**Exercise objective:** Among the lines below, list those containing the string "this".

== Exercise data ==

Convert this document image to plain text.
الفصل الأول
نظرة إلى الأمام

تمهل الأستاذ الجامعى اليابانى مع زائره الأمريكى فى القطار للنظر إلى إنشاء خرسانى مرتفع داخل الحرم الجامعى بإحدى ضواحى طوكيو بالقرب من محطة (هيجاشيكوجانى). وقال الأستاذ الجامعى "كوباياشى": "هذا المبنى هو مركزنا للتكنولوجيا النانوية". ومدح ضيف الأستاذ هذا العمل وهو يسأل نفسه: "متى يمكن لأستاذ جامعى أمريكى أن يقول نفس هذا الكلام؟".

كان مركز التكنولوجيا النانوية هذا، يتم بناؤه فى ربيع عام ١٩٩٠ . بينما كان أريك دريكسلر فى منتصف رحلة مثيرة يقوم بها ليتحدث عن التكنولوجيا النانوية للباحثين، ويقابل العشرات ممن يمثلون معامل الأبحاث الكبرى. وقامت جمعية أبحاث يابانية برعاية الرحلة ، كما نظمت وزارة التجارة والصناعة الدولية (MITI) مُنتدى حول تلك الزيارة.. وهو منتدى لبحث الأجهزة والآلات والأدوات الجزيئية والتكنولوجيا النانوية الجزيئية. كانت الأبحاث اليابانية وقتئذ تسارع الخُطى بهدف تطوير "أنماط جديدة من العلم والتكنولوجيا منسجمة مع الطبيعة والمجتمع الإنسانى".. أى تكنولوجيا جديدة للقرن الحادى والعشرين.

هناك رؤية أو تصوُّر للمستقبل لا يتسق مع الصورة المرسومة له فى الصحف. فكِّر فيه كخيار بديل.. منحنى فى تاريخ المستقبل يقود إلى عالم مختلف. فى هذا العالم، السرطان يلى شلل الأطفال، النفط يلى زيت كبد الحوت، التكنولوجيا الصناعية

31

===
== Exercise data ==

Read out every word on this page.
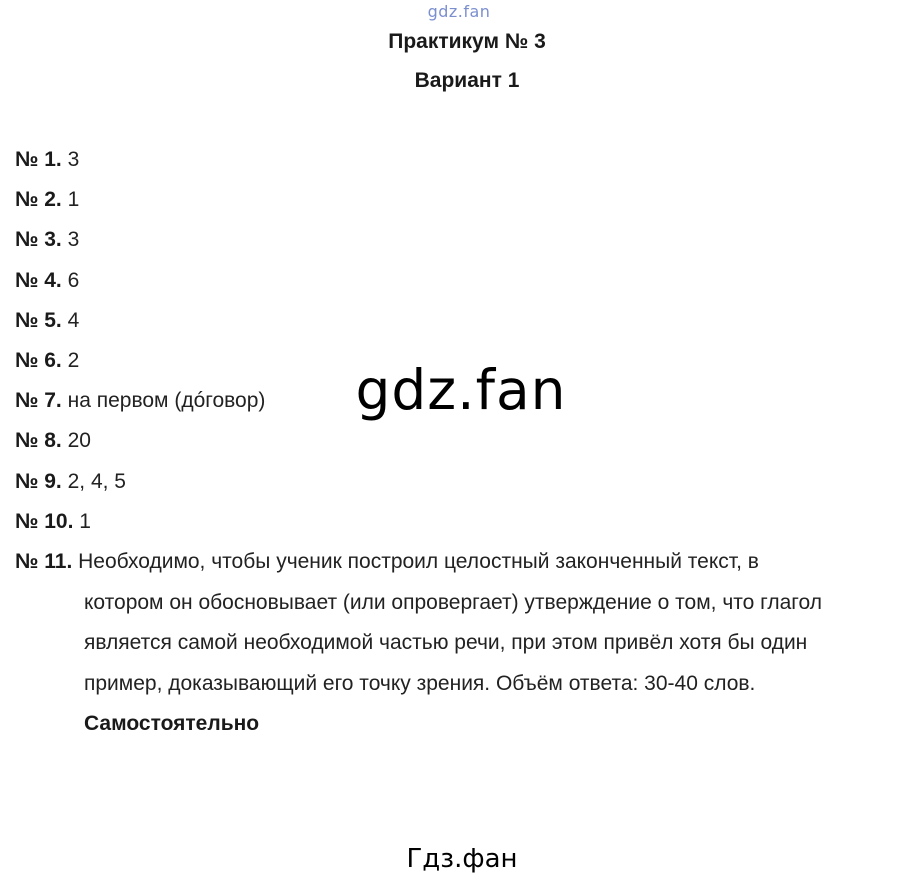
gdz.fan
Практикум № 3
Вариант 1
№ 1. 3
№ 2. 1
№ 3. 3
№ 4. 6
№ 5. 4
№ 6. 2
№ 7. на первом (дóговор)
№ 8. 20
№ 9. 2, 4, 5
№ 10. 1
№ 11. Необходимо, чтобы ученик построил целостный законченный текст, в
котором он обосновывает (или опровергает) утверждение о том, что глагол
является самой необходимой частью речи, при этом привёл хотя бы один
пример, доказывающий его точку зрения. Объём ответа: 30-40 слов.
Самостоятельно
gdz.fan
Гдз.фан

===

**Result:**
Convert this document image to plain text.
Read out every word on this page.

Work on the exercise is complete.